**WHAT THIS TASK INVOLVES**
Extract, from the listing that follows, each line containing the word "wage".

**PROVIDED DATA**
☆ ☆ ☆ ☆ ☆
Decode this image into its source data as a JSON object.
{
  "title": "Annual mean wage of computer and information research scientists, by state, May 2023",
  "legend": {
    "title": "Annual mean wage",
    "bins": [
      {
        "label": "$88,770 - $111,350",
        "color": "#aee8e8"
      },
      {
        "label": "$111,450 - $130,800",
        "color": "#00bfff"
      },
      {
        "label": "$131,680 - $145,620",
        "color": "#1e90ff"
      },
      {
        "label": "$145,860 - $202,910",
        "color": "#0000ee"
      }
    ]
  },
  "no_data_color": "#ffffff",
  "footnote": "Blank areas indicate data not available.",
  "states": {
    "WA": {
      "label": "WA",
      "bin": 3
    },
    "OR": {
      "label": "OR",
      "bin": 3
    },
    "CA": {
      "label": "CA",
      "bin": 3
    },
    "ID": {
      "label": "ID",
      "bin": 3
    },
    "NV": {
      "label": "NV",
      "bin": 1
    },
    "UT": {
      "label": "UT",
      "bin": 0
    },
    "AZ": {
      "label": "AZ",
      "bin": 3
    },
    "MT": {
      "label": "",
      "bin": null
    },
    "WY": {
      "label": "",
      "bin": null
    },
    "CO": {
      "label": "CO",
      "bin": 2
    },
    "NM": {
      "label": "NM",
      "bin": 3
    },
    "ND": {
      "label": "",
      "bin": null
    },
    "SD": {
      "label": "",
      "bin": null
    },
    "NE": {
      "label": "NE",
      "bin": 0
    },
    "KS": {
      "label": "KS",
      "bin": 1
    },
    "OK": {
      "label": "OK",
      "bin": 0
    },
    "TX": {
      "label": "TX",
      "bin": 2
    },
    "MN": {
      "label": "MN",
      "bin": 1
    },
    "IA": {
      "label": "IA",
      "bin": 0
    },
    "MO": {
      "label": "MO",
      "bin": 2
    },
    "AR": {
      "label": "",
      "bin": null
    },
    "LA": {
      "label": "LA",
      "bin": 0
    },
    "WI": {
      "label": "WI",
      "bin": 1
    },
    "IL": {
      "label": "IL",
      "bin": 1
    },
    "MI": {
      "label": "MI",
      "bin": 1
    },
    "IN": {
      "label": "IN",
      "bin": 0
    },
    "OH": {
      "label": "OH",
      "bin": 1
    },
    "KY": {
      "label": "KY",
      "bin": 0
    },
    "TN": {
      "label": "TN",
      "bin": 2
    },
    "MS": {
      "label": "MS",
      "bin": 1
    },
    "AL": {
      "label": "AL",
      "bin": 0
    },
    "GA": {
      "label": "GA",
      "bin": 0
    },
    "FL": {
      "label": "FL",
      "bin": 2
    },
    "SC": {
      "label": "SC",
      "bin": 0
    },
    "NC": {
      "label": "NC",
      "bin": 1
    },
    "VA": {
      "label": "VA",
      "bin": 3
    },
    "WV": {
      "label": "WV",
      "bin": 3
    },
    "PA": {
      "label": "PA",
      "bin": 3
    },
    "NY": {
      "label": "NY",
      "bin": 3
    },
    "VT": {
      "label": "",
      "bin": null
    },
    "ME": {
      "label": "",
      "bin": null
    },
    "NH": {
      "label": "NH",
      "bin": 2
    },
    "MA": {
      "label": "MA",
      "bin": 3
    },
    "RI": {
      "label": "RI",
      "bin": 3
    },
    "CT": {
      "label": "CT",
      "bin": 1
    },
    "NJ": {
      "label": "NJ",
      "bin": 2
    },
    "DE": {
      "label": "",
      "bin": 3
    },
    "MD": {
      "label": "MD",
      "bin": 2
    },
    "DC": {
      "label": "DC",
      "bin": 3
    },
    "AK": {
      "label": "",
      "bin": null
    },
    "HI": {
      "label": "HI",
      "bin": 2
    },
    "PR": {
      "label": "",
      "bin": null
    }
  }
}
☆ ☆ ☆ ☆ ☆
**RESPONSE TO THE TASK**
  "title": "Annual mean wage of computer and information research scientists, by state, May 2023",
    "title": "Annual mean wage",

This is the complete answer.